## start Data shown

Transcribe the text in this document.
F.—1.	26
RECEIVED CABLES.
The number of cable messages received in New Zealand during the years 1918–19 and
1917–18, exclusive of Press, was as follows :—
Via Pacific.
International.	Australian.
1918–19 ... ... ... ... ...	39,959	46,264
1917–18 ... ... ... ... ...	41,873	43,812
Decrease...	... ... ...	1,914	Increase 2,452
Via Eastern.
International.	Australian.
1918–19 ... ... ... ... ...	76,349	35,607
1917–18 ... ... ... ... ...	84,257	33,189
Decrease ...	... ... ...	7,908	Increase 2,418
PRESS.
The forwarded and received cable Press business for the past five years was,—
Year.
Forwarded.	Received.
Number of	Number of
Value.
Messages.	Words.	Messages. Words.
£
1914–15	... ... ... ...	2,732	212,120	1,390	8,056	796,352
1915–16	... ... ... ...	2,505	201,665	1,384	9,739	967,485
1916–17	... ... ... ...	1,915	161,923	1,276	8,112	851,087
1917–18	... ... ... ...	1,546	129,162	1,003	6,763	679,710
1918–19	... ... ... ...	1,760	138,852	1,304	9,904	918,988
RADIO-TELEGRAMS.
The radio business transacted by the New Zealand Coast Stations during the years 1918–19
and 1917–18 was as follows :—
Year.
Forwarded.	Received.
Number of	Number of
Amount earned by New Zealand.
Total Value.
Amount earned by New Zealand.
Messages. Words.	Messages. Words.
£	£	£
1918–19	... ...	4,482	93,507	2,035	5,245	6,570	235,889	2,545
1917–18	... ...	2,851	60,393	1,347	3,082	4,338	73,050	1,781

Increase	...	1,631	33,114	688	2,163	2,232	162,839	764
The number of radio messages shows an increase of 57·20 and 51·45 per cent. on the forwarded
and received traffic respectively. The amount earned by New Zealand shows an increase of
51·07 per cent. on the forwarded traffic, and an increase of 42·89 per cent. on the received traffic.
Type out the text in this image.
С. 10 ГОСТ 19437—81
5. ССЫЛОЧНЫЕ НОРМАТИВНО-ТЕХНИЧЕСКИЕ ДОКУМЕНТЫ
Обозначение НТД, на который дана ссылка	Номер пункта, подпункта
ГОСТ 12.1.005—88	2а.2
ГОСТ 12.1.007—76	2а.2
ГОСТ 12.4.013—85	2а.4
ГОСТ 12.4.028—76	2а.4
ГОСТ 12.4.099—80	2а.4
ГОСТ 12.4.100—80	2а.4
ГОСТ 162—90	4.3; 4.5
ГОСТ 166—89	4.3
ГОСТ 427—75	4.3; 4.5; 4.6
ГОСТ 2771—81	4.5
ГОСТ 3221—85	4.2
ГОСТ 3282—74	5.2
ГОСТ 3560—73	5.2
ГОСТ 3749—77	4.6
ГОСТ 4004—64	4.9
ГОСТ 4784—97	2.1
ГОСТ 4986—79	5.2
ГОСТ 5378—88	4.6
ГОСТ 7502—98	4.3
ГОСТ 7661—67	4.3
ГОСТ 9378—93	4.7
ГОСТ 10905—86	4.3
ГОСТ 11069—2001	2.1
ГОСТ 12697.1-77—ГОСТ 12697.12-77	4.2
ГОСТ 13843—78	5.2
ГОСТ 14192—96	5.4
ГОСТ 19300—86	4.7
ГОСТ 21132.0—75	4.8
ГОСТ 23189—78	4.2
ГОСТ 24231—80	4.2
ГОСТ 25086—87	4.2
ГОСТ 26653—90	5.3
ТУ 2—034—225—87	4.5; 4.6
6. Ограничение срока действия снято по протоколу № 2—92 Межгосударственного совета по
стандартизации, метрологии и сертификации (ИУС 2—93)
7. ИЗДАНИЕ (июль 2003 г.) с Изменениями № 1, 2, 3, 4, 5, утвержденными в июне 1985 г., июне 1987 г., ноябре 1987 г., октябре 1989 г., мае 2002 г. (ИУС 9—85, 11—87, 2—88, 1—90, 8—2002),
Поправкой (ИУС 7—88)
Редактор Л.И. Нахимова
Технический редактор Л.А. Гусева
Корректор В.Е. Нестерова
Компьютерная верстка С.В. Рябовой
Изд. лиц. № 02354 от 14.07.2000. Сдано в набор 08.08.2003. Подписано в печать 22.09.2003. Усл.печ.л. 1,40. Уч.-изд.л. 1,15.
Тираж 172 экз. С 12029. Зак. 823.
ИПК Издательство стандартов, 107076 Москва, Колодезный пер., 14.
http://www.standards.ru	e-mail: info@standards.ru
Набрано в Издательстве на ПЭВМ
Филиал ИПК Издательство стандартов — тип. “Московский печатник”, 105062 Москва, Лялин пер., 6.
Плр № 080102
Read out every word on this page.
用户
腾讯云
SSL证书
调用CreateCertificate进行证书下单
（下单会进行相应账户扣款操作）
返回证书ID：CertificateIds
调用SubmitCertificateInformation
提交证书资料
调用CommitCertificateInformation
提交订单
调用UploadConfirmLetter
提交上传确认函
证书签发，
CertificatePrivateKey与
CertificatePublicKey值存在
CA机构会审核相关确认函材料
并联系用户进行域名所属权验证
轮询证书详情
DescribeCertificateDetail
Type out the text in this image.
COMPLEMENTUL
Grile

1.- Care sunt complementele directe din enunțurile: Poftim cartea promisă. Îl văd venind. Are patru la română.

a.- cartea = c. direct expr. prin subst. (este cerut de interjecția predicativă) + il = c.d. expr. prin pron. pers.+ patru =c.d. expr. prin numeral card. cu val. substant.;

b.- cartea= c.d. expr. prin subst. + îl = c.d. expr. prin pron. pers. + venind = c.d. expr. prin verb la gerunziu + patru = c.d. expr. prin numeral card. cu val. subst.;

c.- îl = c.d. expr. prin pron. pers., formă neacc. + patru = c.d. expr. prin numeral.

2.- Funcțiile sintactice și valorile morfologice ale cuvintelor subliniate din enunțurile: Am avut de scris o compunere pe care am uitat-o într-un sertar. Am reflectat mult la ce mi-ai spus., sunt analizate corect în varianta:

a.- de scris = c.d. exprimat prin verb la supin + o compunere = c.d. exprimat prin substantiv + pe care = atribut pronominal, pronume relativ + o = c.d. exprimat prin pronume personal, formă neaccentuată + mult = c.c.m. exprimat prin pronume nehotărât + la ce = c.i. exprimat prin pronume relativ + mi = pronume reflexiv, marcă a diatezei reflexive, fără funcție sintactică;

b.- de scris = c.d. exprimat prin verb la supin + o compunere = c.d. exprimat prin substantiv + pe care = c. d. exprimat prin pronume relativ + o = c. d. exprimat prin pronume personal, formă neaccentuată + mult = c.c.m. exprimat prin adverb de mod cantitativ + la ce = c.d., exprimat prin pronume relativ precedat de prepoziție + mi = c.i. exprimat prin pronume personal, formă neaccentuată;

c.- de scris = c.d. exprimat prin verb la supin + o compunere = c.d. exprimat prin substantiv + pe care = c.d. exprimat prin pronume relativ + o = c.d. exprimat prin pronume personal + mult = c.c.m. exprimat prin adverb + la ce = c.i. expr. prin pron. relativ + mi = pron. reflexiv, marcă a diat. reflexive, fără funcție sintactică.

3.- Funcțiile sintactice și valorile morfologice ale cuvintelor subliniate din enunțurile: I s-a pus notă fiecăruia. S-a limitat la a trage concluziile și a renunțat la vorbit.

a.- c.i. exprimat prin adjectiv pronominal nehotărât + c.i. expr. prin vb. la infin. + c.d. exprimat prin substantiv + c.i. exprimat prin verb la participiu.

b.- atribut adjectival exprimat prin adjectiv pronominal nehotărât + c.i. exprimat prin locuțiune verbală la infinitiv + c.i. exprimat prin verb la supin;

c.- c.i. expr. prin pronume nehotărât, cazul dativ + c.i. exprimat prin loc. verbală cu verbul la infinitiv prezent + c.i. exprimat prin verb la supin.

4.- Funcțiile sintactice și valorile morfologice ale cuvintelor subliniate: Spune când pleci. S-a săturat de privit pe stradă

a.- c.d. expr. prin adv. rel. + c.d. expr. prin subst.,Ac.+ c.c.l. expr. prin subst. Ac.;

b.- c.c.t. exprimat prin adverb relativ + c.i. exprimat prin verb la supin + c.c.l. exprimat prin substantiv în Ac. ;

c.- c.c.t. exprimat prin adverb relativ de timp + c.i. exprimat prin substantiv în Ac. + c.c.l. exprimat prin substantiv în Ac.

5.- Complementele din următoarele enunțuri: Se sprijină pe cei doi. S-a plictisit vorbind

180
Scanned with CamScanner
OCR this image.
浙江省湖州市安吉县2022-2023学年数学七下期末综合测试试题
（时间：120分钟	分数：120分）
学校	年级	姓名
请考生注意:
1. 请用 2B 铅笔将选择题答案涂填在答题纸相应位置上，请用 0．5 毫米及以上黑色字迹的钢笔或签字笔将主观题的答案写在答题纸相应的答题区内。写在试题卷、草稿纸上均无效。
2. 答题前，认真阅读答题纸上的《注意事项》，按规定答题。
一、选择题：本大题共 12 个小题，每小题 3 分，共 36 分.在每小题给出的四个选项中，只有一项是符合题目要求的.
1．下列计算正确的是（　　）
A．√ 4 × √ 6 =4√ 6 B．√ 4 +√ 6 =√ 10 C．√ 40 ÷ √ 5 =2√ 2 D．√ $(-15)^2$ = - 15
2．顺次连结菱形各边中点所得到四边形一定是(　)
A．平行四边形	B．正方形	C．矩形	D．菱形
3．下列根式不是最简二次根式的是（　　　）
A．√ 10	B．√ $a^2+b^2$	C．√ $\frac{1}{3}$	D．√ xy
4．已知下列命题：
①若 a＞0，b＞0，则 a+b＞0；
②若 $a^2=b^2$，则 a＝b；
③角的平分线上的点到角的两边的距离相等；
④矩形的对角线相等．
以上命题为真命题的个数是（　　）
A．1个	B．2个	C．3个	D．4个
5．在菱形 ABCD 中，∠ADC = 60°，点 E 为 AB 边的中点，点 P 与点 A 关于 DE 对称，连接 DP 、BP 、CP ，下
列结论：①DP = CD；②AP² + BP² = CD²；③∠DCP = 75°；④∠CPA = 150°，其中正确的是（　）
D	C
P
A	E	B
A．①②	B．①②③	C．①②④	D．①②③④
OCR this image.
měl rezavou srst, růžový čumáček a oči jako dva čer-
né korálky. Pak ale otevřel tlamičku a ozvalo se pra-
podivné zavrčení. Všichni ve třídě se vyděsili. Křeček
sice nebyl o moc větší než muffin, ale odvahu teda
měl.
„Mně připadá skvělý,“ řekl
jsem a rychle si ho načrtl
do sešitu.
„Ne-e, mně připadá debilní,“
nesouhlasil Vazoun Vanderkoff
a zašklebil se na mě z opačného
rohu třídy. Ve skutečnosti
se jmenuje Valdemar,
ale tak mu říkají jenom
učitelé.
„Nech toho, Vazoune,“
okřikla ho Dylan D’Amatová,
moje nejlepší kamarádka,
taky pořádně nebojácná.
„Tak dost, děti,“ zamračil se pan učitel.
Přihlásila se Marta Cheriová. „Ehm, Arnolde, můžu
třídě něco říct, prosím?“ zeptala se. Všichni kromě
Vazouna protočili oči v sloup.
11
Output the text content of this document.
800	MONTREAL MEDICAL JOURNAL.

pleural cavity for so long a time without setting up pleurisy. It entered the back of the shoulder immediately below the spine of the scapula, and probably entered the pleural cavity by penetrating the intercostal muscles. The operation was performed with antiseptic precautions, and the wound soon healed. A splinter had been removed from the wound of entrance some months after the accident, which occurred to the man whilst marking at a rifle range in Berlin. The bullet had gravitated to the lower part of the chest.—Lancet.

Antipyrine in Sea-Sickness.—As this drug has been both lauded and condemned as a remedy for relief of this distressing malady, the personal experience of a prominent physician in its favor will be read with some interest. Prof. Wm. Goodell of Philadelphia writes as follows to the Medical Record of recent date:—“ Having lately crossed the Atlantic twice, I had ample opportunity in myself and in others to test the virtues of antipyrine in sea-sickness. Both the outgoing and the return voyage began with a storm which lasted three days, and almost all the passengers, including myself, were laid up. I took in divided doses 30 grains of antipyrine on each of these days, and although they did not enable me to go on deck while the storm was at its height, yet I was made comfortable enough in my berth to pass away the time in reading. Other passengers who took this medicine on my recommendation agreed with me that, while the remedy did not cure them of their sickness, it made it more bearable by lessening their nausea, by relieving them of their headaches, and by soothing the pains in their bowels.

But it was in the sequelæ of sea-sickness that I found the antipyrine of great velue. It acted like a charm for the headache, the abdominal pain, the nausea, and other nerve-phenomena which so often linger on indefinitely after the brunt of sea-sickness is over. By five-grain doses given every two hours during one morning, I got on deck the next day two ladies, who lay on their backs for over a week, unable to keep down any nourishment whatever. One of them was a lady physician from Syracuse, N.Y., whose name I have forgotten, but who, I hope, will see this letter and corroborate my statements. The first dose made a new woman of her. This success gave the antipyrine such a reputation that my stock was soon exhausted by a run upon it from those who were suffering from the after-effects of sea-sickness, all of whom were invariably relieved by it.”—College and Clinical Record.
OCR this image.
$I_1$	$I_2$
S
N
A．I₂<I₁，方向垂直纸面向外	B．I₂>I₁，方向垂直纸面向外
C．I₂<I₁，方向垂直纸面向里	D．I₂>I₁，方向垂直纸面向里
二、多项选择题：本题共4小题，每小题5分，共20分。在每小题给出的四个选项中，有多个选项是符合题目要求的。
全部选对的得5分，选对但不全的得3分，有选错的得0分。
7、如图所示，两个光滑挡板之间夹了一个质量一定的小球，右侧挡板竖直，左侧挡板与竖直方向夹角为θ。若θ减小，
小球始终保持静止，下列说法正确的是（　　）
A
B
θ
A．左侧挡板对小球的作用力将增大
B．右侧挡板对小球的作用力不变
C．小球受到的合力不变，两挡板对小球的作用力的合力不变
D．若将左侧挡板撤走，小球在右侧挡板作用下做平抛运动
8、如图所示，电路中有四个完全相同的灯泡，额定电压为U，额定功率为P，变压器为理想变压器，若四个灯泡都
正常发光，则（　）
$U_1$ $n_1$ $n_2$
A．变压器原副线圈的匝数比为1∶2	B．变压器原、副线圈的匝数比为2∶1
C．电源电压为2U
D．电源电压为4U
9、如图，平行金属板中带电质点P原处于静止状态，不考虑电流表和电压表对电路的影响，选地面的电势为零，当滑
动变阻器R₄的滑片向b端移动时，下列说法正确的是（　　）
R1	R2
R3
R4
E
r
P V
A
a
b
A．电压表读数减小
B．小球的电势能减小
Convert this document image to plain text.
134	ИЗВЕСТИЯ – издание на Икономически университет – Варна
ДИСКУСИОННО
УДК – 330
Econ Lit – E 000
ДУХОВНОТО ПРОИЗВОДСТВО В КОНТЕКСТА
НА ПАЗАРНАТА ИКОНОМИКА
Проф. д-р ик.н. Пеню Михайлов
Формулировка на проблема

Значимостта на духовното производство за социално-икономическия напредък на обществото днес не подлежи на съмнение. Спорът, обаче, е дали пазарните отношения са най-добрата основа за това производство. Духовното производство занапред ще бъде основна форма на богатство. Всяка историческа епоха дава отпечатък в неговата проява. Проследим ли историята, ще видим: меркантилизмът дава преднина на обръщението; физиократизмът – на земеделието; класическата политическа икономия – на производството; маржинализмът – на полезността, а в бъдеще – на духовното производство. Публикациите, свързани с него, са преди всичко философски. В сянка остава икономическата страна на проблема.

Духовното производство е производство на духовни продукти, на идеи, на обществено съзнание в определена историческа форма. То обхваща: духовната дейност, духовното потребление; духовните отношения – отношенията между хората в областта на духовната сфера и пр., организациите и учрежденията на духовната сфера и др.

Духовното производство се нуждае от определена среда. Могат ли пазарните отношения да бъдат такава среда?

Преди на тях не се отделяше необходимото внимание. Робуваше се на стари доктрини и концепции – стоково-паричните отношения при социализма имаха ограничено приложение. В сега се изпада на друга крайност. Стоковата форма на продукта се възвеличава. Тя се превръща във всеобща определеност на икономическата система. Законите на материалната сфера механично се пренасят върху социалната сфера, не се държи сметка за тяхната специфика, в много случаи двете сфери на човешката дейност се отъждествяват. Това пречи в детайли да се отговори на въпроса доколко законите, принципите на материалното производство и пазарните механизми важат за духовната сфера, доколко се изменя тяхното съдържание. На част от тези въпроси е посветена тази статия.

## end Data shown

▸ **Description of the task**
Check every line of the entries above for the word "třídě" and report how many lines contain it, giving the number only.

▸ **Exercise result**
2